| What you have to do |
Give all of the lines again, with nothing added or dropped.

| Extracted entries |
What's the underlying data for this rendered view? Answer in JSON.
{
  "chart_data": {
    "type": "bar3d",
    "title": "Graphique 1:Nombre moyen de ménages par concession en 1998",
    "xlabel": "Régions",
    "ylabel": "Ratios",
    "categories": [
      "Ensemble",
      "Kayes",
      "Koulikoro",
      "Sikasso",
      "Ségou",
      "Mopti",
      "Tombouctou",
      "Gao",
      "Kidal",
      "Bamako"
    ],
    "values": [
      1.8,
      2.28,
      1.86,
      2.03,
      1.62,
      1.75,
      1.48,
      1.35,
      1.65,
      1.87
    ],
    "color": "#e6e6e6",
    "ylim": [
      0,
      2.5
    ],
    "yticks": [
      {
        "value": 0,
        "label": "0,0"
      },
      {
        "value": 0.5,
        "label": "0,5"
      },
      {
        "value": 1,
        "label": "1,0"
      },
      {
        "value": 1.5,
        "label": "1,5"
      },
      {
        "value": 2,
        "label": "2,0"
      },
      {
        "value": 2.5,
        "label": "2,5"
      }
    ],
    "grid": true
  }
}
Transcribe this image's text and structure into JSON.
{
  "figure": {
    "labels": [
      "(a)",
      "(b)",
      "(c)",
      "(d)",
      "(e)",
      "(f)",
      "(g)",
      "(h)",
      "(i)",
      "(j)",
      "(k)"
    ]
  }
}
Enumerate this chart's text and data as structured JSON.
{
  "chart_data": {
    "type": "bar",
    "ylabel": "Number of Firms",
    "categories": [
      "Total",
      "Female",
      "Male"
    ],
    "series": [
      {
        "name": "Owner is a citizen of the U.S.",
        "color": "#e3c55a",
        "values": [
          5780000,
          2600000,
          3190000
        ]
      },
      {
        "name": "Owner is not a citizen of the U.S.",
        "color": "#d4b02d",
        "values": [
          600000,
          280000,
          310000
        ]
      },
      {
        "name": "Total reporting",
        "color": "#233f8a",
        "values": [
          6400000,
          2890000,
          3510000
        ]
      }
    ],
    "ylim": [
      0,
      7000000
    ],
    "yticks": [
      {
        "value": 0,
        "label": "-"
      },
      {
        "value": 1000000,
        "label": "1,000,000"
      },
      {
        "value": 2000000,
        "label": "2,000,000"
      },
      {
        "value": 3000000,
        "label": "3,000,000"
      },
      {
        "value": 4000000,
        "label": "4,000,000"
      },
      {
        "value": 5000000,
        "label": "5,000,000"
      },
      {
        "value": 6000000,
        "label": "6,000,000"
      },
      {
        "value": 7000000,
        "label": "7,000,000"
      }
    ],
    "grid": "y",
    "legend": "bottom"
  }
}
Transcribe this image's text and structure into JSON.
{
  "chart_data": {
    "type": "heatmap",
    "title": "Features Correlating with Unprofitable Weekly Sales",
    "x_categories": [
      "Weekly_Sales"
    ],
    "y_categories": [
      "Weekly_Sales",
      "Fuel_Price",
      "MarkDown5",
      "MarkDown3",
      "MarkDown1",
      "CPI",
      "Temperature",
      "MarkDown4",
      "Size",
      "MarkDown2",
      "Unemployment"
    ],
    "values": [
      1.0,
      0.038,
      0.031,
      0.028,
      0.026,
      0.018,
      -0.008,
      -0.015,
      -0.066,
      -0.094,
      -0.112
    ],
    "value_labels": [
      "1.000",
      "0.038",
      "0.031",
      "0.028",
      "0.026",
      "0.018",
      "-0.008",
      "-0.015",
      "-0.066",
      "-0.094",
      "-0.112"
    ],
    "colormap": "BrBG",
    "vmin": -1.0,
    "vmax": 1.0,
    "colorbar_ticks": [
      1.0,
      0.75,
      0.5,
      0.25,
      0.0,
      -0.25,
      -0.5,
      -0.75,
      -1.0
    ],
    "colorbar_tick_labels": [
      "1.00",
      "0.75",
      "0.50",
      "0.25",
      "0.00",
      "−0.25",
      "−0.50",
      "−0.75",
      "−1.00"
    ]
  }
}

| Written solution |
What's the underlying data for this rendered view? Answer in JSON.
{
  "chart_data": {
    "type": "bar3d",
    "title": "Graphique 1:Nombre moyen de ménages par concession en 1998",
    "xlabel": "Régions",
    "ylabel": "Ratios",
    "categories": [
      "Ensemble",
      "Kayes",
      "Koulikoro",
      "Sikasso",
      "Ségou",
      "Mopti",
      "Tombouctou",
      "Gao",
      "Kidal",
      "Bamako"
    ],
    "values": [
      1.8,
      2.28,
      1.86,
      2.03,
      1.62,
      1.75,
      1.48,
      1.35,
      1.65,
      1.87
    ],
    "color": "#e6e6e6",
    "ylim": [
      0,
      2.5
    ],
    "yticks": [
      {
        "value": 0,
        "label": "0,0"
      },
      {
        "value": 0.5,
        "label": "0,5"
      },
      {
        "value": 1,
        "label": "1,0"
      },
      {
        "value": 1.5,
        "label": "1,5"
      },
      {
        "value": 2,
        "label": "2,0"
      },
      {
        "value": 2.5,
        "label": "2,5"
      }
    ],
    "grid": true
  }
}
Transcribe this image's text and structure into JSON.
{
  "figure": {
    "labels": [
      "(a)",
      "(b)",
      "(c)",
      "(d)",
      "(e)",
      "(f)",
      "(g)",
      "(h)",
      "(i)",
      "(j)",
      "(k)"
    ]
  }
}
Enumerate this chart's text and data as structured JSON.
{
  "chart_data": {
    "type": "bar",
    "ylabel": "Number of Firms",
    "categories": [
      "Total",
      "Female",
      "Male"
    ],
    "series": [
      {
        "name": "Owner is a citizen of the U.S.",
        "color": "#e3c55a",
        "values": [
          5780000,
          2600000,
          3190000
        ]
      },
      {
        "name": "Owner is not a citizen of the U.S.",
        "color": "#d4b02d",
        "values": [
          600000,
          280000,
          310000
        ]
      },
      {
        "name": "Total reporting",
        "color": "#233f8a",
        "values": [
          6400000,
          2890000,
          3510000
        ]
      }
    ],
    "ylim": [
      0,
      7000000
    ],
    "yticks": [
      {
        "value": 0,
        "label": "-"
      },
      {
        "value": 1000000,
        "label": "1,000,000"
      },
      {
        "value": 2000000,
        "label": "2,000,000"
      },
      {
        "value": 3000000,
        "label": "3,000,000"
      },
      {
        "value": 4000000,
        "label": "4,000,000"
      },
      {
        "value": 5000000,
        "label": "5,000,000"
      },
      {
        "value": 6000000,
        "label": "6,000,000"
      },
      {
        "value": 7000000,
        "label": "7,000,000"
      }
    ],
    "grid": "y",
    "legend": "bottom"
  }
}
Transcribe this image's text and structure into JSON.
{
  "chart_data": {
    "type": "heatmap",
    "title": "Features Correlating with Unprofitable Weekly Sales",
    "x_categories": [
      "Weekly_Sales"
    ],
    "y_categories": [
      "Weekly_Sales",
      "Fuel_Price",
      "MarkDown5",
      "MarkDown3",
      "MarkDown1",
      "CPI",
      "Temperature",
      "MarkDown4",
      "Size",
      "MarkDown2",
      "Unemployment"
    ],
    "values": [
      1.0,
      0.038,
      0.031,
      0.028,
      0.026,
      0.018,
      -0.008,
      -0.015,
      -0.066,
      -0.094,
      -0.112
    ],
    "value_labels": [
      "1.000",
      "0.038",
      "0.031",
      "0.028",
      "0.026",
      "0.018",
      "-0.008",
      "-0.015",
      "-0.066",
      "-0.094",
      "-0.112"
    ],
    "colormap": "BrBG",
    "vmin": -1.0,
    "vmax": 1.0,
    "colorbar_ticks": [
      1.0,
      0.75,
      0.5,
      0.25,
      0.0,
      -0.25,
      -0.5,
      -0.75,
      -1.0
    ],
    "colorbar_tick_labels": [
      "1.00",
      "0.75",
      "0.50",
      "0.25",
      "0.00",
      "−0.25",
      "−0.50",
      "−0.75",
      "−1.00"
    ]
  }
}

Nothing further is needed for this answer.